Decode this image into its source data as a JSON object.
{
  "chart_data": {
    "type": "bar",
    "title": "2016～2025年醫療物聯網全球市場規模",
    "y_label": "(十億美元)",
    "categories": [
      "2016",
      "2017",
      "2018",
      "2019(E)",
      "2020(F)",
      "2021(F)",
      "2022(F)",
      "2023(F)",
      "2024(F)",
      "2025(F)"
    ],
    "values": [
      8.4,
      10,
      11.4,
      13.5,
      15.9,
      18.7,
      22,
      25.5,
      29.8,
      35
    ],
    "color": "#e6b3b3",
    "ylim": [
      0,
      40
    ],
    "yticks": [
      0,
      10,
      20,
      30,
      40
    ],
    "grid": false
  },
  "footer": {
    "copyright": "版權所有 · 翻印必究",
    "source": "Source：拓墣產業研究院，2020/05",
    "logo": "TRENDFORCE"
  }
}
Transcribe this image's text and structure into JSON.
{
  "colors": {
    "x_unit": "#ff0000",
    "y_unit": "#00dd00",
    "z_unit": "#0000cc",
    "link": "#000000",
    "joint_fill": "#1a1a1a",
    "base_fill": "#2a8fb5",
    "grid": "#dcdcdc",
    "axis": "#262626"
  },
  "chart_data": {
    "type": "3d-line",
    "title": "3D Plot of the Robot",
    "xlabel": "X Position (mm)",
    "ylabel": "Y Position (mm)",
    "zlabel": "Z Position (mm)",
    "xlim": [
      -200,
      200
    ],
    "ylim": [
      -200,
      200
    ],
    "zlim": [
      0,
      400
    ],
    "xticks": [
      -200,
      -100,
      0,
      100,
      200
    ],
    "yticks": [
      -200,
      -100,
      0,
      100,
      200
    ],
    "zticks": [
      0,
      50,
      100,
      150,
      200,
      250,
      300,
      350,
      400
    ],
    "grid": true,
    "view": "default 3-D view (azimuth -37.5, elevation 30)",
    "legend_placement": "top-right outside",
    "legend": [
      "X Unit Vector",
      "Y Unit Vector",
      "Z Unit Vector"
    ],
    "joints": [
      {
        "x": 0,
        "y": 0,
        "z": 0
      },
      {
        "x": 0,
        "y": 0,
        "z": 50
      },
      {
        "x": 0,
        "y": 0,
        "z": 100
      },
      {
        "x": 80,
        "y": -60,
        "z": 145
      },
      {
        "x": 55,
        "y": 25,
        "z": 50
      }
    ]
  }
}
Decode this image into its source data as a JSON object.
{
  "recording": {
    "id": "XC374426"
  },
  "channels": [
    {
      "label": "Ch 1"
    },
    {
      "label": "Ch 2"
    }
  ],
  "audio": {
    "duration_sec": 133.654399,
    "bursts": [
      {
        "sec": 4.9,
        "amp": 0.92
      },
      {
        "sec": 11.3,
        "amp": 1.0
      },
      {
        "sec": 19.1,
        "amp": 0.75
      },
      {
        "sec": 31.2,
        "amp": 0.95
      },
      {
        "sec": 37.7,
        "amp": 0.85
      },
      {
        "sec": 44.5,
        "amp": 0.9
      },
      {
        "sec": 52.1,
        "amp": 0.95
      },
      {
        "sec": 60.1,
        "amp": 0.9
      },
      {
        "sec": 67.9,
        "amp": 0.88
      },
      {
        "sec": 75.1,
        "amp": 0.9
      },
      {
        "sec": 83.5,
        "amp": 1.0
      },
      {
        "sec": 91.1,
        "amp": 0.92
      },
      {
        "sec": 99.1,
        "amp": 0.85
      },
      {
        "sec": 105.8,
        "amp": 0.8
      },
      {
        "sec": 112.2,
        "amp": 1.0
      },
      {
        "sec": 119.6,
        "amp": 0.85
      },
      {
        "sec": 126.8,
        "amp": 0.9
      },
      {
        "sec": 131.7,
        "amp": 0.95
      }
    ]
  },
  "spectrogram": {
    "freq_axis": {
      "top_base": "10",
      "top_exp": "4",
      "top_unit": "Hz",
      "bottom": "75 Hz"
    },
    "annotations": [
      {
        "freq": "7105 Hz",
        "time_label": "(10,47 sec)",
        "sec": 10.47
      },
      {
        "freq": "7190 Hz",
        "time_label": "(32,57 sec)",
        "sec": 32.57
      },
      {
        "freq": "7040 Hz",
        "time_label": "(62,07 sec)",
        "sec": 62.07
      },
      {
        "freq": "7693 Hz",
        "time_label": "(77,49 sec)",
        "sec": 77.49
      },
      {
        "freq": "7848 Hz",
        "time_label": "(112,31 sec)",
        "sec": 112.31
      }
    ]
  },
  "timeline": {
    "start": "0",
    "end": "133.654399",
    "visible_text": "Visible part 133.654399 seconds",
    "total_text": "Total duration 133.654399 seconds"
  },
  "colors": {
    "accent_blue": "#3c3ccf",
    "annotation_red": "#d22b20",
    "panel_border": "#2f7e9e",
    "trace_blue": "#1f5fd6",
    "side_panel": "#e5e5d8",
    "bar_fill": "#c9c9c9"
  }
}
────────────────────
Short exercise
Each line of the material above needs to be quoted exactly, please.

Answer below
Decode this image into its source data as a JSON object.
{
  "chart_data": {
    "type": "bar",
    "title": "2016～2025年醫療物聯網全球市場規模",
    "y_label": "(十億美元)",
    "categories": [
      "2016",
      "2017",
      "2018",
      "2019(E)",
      "2020(F)",
      "2021(F)",
      "2022(F)",
      "2023(F)",
      "2024(F)",
      "2025(F)"
    ],
    "values": [
      8.4,
      10,
      11.4,
      13.5,
      15.9,
      18.7,
      22,
      25.5,
      29.8,
      35
    ],
    "color": "#e6b3b3",
    "ylim": [
      0,
      40
    ],
    "yticks": [
      0,
      10,
      20,
      30,
      40
    ],
    "grid": false
  },
  "footer": {
    "copyright": "版權所有 · 翻印必究",
    "source": "Source：拓墣產業研究院，2020/05",
    "logo": "TRENDFORCE"
  }
}
Transcribe this image's text and structure into JSON.
{
  "colors": {
    "x_unit": "#ff0000",
    "y_unit": "#00dd00",
    "z_unit": "#0000cc",
    "link": "#000000",
    "joint_fill": "#1a1a1a",
    "base_fill": "#2a8fb5",
    "grid": "#dcdcdc",
    "axis": "#262626"
  },
  "chart_data": {
    "type": "3d-line",
    "title": "3D Plot of the Robot",
    "xlabel": "X Position (mm)",
    "ylabel": "Y Position (mm)",
    "zlabel": "Z Position (mm)",
    "xlim": [
      -200,
      200
    ],
    "ylim": [
      -200,
      200
    ],
    "zlim": [
      0,
      400
    ],
    "xticks": [
      -200,
      -100,
      0,
      100,
      200
    ],
    "yticks": [
      -200,
      -100,
      0,
      100,
      200
    ],
    "zticks": [
      0,
      50,
      100,
      150,
      200,
      250,
      300,
      350,
      400
    ],
    "grid": true,
    "view": "default 3-D view (azimuth -37.5, elevation 30)",
    "legend_placement": "top-right outside",
    "legend": [
      "X Unit Vector",
      "Y Unit Vector",
      "Z Unit Vector"
    ],
    "joints": [
      {
        "x": 0,
        "y": 0,
        "z": 0
      },
      {
        "x": 0,
        "y": 0,
        "z": 50
      },
      {
        "x": 0,
        "y": 0,
        "z": 100
      },
      {
        "x": 80,
        "y": -60,
        "z": 145
      },
      {
        "x": 55,
        "y": 25,
        "z": 50
      }
    ]
  }
}
Decode this image into its source data as a JSON object.
{
  "recording": {
    "id": "XC374426"
  },
  "channels": [
    {
      "label": "Ch 1"
    },
    {
      "label": "Ch 2"
    }
  ],
  "audio": {
    "duration_sec": 133.654399,
    "bursts": [
      {
        "sec": 4.9,
        "amp": 0.92
      },
      {
        "sec": 11.3,
        "amp": 1.0
      },
      {
        "sec": 19.1,
        "amp": 0.75
      },
      {
        "sec": 31.2,
        "amp": 0.95
      },
      {
        "sec": 37.7,
        "amp": 0.85
      },
      {
        "sec": 44.5,
        "amp": 0.9
      },
      {
        "sec": 52.1,
        "amp": 0.95
      },
      {
        "sec": 60.1,
        "amp": 0.9
      },
      {
        "sec": 67.9,
        "amp": 0.88
      },
      {
        "sec": 75.1,
        "amp": 0.9
      },
      {
        "sec": 83.5,
        "amp": 1.0
      },
      {
        "sec": 91.1,
        "amp": 0.92
      },
      {
        "sec": 99.1,
        "amp": 0.85
      },
      {
        "sec": 105.8,
        "amp": 0.8
      },
      {
        "sec": 112.2,
        "amp": 1.0
      },
      {
        "sec": 119.6,
        "amp": 0.85
      },
      {
        "sec": 126.8,
        "amp": 0.9
      },
      {
        "sec": 131.7,
        "amp": 0.95
      }
    ]
  },
  "spectrogram": {
    "freq_axis": {
      "top_base": "10",
      "top_exp": "4",
      "top_unit": "Hz",
      "bottom": "75 Hz"
    },
    "annotations": [
      {
        "freq": "7105 Hz",
        "time_label": "(10,47 sec)",
        "sec": 10.47
      },
      {
        "freq": "7190 Hz",
        "time_label": "(32,57 sec)",
        "sec": 32.57
      },
      {
        "freq": "7040 Hz",
        "time_label": "(62,07 sec)",
        "sec": 62.07
      },
      {
        "freq": "7693 Hz",
        "time_label": "(77,49 sec)",
        "sec": 77.49
      },
      {
        "freq": "7848 Hz",
        "time_label": "(112,31 sec)",
        "sec": 112.31
      }
    ]
  },
  "timeline": {
    "start": "0",
    "end": "133.654399",
    "visible_text": "Visible part 133.654399 seconds",
    "total_text": "Total duration 133.654399 seconds"
  },
  "colors": {
    "accent_blue": "#3c3ccf",
    "annotation_red": "#d22b20",
    "panel_border": "#2f7e9e",
    "trace_blue": "#1f5fd6",
    "side_panel": "#e5e5d8",
    "bar_fill": "#c9c9c9"
  }
}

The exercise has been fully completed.